#### BRIEF
Reproduce each line from the records that holds "structure".
· · · · ·
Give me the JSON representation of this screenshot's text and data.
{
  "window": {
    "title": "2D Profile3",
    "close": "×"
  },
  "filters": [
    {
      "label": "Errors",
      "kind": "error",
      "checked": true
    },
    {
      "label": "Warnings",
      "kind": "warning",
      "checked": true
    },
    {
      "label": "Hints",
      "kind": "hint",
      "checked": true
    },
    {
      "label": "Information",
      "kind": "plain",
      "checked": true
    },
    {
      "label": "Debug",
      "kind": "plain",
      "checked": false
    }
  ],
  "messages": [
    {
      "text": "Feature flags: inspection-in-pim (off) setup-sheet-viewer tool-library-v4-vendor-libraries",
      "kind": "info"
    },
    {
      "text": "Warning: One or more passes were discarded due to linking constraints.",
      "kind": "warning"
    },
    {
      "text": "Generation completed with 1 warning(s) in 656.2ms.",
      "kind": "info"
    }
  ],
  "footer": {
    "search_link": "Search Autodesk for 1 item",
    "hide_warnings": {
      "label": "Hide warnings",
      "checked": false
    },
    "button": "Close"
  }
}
· · · · ·
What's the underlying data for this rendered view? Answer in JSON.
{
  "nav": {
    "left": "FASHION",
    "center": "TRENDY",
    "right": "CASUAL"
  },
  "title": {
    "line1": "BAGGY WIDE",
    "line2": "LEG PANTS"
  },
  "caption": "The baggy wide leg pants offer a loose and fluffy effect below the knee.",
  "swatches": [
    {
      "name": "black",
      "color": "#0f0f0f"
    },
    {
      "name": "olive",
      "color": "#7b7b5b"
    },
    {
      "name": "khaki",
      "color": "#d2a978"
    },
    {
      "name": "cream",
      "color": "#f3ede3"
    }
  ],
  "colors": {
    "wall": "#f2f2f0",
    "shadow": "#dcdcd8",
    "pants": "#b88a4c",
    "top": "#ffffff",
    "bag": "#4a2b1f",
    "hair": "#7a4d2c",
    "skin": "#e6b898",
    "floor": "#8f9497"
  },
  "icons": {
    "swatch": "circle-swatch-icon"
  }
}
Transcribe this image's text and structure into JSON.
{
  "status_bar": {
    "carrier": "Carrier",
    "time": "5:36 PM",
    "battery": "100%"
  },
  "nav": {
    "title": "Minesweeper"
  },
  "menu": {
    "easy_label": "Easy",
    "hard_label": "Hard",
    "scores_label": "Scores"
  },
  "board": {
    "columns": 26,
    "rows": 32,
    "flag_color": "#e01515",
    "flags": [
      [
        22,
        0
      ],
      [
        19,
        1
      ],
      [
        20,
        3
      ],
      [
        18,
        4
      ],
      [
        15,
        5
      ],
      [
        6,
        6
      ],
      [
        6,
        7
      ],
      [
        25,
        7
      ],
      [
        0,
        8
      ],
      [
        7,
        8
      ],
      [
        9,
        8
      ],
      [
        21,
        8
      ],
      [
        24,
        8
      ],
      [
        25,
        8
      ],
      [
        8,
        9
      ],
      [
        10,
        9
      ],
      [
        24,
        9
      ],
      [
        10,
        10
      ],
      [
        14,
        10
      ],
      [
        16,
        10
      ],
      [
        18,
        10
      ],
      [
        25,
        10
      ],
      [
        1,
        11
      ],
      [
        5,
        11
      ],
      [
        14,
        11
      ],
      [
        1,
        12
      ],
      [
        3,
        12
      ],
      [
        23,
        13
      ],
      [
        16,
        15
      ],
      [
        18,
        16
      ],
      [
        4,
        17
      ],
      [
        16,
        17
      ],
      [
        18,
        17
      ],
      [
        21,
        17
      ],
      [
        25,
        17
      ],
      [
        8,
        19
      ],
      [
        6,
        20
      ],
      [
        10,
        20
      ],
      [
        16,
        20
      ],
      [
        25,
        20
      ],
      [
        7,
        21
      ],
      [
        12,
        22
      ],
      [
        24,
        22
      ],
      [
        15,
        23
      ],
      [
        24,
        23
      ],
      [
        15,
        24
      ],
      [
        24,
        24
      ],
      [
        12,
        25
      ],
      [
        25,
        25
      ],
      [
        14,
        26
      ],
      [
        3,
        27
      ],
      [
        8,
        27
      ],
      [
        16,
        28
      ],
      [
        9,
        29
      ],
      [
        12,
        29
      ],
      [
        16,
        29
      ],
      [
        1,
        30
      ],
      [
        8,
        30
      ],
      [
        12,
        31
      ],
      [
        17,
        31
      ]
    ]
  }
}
· · · · ·
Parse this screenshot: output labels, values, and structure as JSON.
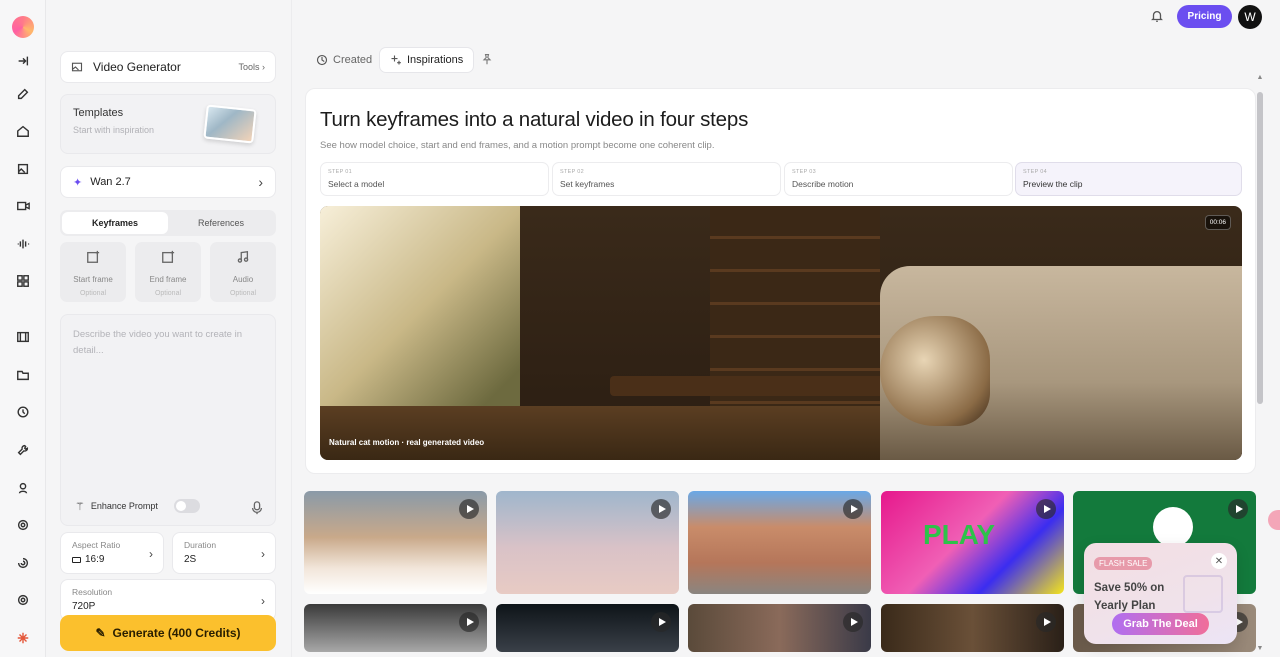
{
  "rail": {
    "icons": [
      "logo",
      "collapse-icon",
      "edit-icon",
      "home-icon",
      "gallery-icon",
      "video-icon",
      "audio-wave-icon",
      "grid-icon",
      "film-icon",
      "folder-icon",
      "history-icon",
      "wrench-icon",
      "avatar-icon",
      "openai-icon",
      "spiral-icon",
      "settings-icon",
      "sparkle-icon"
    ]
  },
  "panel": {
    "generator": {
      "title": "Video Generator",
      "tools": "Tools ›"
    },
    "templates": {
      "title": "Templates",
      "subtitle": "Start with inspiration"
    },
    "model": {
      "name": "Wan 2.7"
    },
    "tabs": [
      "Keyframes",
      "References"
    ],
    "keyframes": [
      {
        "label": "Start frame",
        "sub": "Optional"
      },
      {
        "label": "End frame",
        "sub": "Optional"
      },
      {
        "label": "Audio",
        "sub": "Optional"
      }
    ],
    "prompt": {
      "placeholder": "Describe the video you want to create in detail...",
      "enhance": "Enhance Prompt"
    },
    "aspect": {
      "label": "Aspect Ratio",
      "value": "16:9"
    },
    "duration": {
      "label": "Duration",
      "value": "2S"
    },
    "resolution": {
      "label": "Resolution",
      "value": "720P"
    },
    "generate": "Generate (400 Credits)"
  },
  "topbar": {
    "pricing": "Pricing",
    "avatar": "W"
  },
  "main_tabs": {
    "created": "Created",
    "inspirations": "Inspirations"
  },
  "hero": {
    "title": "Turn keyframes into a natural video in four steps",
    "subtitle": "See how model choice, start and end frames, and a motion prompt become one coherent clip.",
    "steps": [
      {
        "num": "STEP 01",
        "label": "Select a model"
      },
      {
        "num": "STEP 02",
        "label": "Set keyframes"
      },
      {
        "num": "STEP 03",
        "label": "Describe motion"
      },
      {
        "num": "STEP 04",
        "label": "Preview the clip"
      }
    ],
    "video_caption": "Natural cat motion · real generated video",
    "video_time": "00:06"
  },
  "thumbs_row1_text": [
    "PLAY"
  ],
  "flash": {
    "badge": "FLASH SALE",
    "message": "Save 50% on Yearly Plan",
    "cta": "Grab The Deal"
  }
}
· · · · ·
#### ANSWER TO THE EXERCISE
Transcribe this image's text and structure into JSON.
Parse this screenshot: output labels, values, and structure as JSON.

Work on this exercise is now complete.